PROBLEM TO SOLVE »
Pick out each line of the records in which the word "Утреня" appears.

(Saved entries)
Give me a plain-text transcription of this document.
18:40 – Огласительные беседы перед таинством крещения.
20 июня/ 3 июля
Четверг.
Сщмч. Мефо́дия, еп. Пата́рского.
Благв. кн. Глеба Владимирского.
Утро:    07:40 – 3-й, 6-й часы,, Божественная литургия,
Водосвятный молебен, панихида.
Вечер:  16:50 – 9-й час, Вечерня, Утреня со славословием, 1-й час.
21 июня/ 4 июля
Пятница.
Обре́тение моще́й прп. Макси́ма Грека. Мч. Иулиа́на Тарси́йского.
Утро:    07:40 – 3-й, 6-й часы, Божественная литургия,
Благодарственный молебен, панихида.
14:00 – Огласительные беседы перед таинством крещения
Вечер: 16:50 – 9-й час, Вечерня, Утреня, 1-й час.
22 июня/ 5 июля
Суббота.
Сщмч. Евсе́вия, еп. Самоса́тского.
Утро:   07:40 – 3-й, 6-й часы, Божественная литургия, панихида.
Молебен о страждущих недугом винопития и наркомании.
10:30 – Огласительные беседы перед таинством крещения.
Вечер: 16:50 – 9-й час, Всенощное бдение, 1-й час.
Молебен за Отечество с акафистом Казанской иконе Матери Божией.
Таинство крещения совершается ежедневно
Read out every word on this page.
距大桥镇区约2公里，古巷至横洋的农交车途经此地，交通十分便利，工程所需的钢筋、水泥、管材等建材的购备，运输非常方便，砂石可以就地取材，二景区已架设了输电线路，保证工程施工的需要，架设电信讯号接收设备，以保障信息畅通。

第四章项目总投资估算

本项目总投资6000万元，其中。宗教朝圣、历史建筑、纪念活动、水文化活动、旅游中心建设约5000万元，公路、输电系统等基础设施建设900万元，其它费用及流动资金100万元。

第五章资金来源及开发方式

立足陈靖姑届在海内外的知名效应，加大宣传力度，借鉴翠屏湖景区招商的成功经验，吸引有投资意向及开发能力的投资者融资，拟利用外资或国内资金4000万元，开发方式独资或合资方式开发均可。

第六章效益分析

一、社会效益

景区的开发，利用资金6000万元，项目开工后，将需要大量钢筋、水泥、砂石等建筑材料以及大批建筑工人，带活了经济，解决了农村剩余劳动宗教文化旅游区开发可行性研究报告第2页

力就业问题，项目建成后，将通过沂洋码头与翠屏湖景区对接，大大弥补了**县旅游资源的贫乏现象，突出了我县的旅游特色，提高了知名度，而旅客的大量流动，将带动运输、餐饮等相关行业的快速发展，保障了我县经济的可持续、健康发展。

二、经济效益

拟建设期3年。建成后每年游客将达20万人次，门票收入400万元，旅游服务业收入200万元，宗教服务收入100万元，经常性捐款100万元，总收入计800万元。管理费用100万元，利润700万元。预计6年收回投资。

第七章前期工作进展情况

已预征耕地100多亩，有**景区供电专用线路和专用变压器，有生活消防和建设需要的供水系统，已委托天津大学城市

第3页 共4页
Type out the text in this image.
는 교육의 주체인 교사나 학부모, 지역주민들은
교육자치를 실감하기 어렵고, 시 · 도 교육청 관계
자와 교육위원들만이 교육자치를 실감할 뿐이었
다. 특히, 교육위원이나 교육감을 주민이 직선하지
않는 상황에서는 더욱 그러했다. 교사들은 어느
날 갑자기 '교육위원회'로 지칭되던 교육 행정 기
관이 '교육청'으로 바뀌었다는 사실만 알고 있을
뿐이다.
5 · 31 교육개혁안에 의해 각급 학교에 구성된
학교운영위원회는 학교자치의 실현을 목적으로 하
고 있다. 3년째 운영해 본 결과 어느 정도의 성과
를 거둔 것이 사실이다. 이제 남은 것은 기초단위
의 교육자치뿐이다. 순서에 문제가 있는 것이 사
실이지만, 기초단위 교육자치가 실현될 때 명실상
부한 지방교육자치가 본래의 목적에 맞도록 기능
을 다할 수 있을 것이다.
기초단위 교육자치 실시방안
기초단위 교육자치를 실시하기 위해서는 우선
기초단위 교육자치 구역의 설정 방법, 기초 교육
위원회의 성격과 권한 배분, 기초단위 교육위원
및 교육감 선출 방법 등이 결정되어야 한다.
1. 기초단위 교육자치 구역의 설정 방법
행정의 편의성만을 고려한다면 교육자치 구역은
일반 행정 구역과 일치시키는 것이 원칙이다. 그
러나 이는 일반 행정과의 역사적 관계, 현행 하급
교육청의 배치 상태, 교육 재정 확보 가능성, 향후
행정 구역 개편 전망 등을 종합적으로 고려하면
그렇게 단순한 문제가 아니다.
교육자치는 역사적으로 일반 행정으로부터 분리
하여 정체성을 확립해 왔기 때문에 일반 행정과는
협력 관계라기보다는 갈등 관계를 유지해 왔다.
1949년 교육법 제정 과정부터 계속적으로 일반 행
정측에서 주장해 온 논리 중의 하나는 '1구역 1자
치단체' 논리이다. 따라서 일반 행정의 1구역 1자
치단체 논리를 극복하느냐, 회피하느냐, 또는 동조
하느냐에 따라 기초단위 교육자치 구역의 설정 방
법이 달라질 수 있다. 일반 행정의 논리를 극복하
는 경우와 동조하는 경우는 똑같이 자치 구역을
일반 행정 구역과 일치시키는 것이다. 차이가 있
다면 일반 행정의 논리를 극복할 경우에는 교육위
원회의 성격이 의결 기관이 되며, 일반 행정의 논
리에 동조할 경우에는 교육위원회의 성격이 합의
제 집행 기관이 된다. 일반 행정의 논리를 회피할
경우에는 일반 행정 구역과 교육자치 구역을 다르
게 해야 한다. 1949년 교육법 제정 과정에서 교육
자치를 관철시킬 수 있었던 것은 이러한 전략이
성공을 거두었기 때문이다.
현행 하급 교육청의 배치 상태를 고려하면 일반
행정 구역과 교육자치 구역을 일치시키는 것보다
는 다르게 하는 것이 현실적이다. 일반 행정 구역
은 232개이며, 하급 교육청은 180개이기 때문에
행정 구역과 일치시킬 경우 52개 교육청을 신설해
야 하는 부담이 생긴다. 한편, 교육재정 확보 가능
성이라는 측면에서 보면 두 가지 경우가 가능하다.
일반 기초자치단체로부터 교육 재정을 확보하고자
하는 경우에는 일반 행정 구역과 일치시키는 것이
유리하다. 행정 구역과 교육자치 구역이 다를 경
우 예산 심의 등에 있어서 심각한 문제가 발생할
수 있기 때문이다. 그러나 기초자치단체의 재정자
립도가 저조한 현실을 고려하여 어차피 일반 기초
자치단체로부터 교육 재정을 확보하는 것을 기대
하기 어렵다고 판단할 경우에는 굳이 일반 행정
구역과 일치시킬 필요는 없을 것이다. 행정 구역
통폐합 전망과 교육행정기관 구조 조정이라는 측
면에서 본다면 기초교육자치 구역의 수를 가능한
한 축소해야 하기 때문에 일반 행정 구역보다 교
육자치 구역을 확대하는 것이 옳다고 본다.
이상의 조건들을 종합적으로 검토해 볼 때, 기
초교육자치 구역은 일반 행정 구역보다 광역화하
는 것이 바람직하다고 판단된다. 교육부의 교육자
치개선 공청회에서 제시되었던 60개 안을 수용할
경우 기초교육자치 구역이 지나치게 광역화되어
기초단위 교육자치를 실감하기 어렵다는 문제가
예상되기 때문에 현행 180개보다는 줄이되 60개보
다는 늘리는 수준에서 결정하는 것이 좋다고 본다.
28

RESPONSE TO THE TASK »
Вечер:  16:50 – 9-й час, Вечерня, Утреня со славословием, 1-й час.
Вечер: 16:50 – 9-й час, Вечерня, Утреня, 1-й час.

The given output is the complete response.